(Provided information):
◆ ◆ ◆

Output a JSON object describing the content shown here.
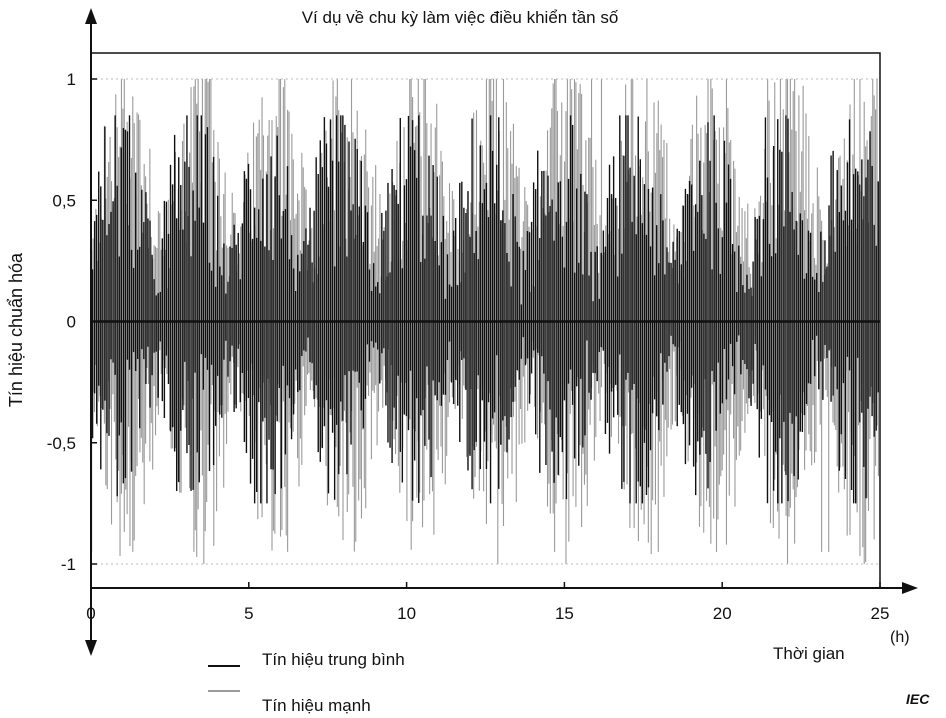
{
  "chart_data": {
    "type": "line",
    "title": "Ví dụ về chu kỳ làm việc điều khiển tần số",
    "xlabel": "Thời gian",
    "xunit": "(h)",
    "ylabel": "Tín hiệu chuẩn hóa",
    "xlim": [
      0,
      25
    ],
    "ylim": [
      -1,
      1
    ],
    "x_ticks": [
      "0",
      "5",
      "10",
      "15",
      "20",
      "25"
    ],
    "y_ticks": [
      "1",
      "0,5",
      "0",
      "-0,5",
      "-1"
    ],
    "grid": false,
    "legend_position": "bottom-left",
    "series": [
      {
        "name": "Tín hiệu trung bình",
        "color": "#111111",
        "approx_range": [
          -0.75,
          0.85
        ]
      },
      {
        "name": "Tín hiệu mạnh",
        "color": "#9a9a9a",
        "approx_range": [
          -1,
          1
        ]
      }
    ]
  },
  "credit": "IEC"
}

◆ ◆ ◆

(Task description): Copy the listing in full and without alteration, omitting every picture.

(Exercise answer):
Output a JSON object describing the content shown here.
{
  "chart_data": {
    "type": "line",
    "title": "Ví dụ về chu kỳ làm việc điều khiển tần số",
    "xlabel": "Thời gian",
    "xunit": "(h)",
    "ylabel": "Tín hiệu chuẩn hóa",
    "xlim": [
      0,
      25
    ],
    "ylim": [
      -1,
      1
    ],
    "x_ticks": [
      "0",
      "5",
      "10",
      "15",
      "20",
      "25"
    ],
    "y_ticks": [
      "1",
      "0,5",
      "0",
      "-0,5",
      "-1"
    ],
    "grid": false,
    "legend_position": "bottom-left",
    "series": [
      {
        "name": "Tín hiệu trung bình",
        "color": "#111111",
        "approx_range": [
          -0.75,
          0.85
        ]
      },
      {
        "name": "Tín hiệu mạnh",
        "color": "#9a9a9a",
        "approx_range": [
          -1,
          1
        ]
      }
    ]
  },
  "credit": "IEC"
}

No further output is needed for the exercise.